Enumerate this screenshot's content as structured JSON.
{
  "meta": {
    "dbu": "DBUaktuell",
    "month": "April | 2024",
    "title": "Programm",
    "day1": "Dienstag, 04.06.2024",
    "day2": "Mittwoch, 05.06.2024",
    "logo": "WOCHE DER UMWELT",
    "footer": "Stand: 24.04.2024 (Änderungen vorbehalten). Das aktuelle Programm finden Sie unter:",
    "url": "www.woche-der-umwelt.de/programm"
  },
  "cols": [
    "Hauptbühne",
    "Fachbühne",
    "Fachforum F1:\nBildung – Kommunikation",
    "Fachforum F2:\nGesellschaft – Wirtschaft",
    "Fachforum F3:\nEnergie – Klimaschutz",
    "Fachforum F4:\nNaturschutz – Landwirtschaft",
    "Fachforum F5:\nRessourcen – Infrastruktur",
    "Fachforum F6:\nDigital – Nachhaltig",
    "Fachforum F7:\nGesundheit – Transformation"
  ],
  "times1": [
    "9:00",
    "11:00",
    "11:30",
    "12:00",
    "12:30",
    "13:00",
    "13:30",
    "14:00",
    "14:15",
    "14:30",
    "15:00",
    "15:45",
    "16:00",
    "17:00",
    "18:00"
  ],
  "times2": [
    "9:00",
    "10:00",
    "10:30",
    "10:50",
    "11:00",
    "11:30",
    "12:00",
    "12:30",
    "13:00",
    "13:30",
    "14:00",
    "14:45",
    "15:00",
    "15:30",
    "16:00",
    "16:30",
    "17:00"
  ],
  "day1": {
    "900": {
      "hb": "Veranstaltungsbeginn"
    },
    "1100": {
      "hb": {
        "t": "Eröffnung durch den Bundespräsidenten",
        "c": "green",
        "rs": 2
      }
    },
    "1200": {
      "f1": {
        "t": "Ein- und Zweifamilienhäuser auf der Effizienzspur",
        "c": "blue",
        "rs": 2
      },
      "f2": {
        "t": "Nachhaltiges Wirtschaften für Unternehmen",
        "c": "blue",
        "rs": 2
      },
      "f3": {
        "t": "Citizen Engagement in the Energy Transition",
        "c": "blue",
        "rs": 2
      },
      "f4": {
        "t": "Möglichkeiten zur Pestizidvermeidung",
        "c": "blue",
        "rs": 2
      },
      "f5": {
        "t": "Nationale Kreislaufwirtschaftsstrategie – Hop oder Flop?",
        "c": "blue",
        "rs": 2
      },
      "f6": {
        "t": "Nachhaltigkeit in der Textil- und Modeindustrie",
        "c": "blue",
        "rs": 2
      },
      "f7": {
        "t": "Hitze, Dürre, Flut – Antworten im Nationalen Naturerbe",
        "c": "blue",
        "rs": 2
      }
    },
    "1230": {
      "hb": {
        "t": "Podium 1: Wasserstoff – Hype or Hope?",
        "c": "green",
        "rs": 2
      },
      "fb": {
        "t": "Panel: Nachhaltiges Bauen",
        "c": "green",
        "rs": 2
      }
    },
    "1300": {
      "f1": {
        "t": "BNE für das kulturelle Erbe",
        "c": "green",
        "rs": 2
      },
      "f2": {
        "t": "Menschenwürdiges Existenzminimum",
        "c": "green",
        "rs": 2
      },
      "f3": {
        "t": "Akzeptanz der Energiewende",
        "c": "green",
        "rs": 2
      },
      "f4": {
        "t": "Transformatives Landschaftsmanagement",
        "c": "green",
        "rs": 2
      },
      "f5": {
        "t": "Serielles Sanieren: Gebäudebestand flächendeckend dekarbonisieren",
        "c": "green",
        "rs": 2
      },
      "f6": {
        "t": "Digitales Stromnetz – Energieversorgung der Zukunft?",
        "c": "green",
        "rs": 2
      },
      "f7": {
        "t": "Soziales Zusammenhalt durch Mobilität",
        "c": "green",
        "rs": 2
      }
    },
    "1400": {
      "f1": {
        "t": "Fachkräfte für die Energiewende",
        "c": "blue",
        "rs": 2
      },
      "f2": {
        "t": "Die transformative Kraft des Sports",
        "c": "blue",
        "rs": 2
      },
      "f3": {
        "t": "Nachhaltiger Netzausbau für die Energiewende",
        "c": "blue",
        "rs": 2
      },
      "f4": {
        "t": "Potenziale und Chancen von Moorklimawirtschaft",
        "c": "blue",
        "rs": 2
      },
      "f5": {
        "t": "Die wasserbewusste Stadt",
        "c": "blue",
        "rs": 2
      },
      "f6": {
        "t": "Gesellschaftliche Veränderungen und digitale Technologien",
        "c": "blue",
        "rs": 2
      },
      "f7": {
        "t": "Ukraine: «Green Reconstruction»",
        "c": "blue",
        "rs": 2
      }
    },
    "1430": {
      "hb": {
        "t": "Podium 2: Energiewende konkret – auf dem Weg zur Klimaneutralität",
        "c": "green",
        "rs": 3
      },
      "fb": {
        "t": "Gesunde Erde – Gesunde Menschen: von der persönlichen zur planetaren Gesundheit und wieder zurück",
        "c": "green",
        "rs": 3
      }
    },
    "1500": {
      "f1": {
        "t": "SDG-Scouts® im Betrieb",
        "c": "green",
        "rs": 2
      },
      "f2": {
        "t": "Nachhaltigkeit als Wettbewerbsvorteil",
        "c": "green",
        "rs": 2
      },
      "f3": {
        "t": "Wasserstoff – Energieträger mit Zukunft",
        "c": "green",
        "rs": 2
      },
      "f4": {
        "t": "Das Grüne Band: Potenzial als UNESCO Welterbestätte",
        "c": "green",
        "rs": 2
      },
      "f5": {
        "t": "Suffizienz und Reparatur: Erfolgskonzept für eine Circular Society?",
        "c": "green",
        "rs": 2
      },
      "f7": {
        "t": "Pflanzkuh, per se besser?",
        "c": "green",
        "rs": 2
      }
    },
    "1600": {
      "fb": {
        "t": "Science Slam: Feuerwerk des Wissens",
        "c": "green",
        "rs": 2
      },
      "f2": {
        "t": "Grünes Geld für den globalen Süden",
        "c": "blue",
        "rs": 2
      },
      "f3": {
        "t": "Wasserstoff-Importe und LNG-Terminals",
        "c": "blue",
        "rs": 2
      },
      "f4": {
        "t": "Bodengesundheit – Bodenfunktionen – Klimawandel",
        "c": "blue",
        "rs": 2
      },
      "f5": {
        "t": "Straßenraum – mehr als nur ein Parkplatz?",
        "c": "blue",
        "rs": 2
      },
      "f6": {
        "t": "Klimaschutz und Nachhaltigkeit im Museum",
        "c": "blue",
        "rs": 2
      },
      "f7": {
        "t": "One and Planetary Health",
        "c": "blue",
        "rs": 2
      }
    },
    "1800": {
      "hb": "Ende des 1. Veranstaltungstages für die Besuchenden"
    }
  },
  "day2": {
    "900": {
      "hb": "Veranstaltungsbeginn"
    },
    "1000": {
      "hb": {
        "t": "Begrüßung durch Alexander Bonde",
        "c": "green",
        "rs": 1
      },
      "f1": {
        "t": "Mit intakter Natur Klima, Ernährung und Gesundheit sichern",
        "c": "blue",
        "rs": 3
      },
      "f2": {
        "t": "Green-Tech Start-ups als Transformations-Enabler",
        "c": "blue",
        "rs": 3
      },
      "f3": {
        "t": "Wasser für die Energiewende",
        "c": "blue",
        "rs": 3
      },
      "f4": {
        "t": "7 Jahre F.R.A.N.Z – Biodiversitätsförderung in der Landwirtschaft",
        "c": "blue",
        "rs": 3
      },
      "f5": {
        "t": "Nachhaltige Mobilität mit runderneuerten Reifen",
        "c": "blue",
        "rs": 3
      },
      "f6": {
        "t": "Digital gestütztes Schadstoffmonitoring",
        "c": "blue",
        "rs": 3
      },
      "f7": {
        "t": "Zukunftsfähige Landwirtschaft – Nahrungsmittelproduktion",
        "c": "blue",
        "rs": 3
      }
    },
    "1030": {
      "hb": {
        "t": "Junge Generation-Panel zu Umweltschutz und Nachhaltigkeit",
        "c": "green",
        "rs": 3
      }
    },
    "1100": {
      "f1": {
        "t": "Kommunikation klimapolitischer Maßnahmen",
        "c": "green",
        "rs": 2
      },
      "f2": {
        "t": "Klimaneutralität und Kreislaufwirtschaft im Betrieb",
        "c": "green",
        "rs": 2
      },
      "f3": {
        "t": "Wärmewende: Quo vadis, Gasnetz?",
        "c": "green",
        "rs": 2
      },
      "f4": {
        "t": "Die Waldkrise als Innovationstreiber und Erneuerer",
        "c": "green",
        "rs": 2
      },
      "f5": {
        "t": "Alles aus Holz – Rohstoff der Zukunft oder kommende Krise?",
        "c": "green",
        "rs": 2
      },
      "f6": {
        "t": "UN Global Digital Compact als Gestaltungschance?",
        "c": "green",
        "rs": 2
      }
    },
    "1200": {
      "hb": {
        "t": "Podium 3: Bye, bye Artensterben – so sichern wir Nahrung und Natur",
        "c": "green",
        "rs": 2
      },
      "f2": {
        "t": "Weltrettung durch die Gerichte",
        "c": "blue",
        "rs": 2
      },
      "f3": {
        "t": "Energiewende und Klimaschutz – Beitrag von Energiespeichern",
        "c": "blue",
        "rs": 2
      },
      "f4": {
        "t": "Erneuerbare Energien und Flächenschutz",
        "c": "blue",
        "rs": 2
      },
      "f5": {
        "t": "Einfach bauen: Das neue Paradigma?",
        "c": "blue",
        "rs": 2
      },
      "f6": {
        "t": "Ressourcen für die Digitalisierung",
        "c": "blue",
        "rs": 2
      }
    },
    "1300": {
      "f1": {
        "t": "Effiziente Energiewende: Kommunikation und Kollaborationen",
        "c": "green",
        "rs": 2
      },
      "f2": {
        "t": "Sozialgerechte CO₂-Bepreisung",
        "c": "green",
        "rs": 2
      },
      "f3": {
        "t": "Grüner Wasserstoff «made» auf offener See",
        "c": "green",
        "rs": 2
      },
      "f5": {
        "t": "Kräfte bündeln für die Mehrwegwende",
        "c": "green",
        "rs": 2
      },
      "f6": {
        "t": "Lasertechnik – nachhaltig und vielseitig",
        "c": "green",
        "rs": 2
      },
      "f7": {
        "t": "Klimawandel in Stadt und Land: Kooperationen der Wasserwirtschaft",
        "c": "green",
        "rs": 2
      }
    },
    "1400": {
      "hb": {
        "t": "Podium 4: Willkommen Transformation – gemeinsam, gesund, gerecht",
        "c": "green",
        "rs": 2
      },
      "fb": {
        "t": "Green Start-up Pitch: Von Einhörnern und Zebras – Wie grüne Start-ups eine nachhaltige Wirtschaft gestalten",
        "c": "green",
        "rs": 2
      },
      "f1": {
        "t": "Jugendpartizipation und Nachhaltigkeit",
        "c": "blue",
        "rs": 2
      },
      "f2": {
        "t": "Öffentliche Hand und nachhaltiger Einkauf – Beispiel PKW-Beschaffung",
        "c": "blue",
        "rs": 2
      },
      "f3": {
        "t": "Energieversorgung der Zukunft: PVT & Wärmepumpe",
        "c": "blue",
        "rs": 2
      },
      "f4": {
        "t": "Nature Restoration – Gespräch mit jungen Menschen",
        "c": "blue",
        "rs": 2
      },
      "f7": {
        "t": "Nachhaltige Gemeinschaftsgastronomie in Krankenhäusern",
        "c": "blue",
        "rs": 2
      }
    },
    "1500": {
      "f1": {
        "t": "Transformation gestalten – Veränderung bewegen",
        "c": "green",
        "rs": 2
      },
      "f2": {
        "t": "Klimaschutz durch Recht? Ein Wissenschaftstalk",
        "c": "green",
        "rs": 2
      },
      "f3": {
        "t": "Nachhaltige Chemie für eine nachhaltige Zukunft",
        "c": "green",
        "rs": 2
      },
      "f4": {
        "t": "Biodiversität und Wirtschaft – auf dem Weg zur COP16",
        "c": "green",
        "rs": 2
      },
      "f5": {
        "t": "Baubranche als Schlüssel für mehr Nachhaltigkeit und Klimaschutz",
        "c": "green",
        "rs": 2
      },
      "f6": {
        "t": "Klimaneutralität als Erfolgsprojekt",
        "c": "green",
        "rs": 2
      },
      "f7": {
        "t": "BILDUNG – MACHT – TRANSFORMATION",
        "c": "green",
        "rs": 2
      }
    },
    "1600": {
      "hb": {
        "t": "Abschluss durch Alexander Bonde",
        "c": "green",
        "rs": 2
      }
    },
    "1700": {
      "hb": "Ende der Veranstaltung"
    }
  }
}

# # # # # # #

### Set exercise
Copy each line of the records containing the string "Alexander".

### Finished task
        "t": "Begrüßung durch Alexander Bonde",
        "t": "Abschluss durch Alexander Bonde",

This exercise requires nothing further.